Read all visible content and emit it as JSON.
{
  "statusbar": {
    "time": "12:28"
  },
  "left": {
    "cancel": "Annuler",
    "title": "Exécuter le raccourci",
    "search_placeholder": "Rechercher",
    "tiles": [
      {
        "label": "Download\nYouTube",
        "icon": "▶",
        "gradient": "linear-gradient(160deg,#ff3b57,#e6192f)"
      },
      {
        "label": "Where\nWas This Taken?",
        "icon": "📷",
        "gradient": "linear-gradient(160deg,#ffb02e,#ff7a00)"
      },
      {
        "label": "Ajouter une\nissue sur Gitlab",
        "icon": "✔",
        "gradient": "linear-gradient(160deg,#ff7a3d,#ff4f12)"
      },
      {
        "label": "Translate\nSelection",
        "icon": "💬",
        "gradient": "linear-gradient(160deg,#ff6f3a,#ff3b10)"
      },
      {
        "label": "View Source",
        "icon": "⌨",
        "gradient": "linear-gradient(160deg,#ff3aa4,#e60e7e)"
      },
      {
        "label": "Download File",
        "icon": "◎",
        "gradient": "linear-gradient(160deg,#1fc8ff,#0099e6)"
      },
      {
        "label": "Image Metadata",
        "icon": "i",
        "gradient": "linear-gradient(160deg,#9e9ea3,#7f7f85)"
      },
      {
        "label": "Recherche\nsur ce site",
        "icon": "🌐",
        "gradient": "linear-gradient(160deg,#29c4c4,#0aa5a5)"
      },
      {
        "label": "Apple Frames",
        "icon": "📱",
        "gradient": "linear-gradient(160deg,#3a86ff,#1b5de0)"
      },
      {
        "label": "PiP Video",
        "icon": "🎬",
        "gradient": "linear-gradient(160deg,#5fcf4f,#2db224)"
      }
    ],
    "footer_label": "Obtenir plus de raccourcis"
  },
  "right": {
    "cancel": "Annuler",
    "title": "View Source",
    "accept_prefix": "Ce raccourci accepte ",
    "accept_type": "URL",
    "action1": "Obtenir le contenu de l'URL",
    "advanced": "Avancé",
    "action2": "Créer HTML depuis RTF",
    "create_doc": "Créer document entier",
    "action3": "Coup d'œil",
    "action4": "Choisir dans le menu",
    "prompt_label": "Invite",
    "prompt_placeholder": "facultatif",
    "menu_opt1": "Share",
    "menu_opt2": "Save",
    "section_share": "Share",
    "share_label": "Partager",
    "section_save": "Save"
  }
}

····················

What is needed »
Show the lines of the records that contain the word "Download".

Exercise output »
        "label": "Download\nYouTube",
        "label": "Download File",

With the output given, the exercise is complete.